## The input
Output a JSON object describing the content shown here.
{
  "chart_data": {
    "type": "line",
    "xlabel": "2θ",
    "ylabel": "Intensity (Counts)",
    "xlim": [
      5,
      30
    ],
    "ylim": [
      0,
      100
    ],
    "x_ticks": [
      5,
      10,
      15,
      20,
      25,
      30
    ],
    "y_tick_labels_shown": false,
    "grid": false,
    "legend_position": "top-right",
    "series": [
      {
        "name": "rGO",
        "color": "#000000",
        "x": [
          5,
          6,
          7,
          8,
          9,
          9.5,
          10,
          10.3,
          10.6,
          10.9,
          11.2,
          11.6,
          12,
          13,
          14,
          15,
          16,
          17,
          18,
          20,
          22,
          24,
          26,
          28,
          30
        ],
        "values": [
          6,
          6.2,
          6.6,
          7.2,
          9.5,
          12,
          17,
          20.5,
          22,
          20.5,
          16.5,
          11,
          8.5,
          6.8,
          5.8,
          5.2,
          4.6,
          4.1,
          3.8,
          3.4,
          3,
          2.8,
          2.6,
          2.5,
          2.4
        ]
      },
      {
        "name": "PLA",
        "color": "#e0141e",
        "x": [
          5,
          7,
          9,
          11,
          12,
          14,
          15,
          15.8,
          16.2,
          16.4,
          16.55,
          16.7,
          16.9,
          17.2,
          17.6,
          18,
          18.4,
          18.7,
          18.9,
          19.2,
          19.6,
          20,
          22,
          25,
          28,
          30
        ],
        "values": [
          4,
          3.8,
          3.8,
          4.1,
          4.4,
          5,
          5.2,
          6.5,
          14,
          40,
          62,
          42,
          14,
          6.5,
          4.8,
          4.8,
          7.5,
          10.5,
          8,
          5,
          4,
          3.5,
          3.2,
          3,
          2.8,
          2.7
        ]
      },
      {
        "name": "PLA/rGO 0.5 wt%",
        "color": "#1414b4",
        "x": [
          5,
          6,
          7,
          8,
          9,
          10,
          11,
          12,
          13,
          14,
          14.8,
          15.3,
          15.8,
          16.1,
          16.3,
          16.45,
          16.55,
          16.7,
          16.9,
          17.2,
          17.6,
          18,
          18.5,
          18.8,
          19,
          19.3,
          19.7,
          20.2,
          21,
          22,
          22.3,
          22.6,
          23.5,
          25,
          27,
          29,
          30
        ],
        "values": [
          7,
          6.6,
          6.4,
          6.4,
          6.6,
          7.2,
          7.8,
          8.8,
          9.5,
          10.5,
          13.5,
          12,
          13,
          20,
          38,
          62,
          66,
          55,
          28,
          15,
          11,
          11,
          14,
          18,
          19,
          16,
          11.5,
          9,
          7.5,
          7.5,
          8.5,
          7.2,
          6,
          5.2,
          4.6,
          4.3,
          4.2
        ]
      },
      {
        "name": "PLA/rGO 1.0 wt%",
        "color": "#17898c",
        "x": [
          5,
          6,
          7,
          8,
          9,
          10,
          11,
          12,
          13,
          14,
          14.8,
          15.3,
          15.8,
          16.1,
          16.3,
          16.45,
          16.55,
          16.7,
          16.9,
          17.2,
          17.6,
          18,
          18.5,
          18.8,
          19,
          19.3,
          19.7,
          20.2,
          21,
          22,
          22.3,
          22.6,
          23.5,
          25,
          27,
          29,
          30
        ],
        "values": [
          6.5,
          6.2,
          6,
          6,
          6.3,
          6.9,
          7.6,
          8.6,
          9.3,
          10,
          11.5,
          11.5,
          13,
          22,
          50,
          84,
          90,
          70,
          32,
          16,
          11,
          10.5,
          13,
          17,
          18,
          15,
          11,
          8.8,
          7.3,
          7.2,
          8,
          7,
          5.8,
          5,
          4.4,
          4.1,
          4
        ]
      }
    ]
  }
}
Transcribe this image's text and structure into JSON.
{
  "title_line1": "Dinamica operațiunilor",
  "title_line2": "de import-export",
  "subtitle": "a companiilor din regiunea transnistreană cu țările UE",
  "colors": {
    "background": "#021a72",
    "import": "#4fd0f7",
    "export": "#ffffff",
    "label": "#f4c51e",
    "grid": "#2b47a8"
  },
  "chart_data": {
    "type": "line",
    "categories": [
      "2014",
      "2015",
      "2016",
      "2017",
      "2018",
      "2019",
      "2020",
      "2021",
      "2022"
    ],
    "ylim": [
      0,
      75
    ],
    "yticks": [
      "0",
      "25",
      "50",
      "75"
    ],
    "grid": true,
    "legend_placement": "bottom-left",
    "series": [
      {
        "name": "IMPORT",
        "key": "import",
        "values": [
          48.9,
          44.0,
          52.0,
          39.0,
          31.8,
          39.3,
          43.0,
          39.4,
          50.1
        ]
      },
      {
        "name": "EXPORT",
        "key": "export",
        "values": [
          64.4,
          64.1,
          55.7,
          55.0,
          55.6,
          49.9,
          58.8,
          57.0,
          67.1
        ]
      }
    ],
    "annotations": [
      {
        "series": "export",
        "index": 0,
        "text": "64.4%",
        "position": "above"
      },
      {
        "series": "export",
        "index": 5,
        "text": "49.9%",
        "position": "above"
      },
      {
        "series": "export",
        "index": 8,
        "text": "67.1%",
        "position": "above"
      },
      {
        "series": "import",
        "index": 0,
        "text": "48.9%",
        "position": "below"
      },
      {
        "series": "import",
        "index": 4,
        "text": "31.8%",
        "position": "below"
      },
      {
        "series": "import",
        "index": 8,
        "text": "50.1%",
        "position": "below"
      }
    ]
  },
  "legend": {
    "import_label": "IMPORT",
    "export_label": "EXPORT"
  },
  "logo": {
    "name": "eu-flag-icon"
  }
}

## Given exercise
Whenever "JSON" turns up in a line, pick that line out.

## Answer for the task
Output a JSON object describing the content shown here.
Transcribe this image's text and structure into JSON.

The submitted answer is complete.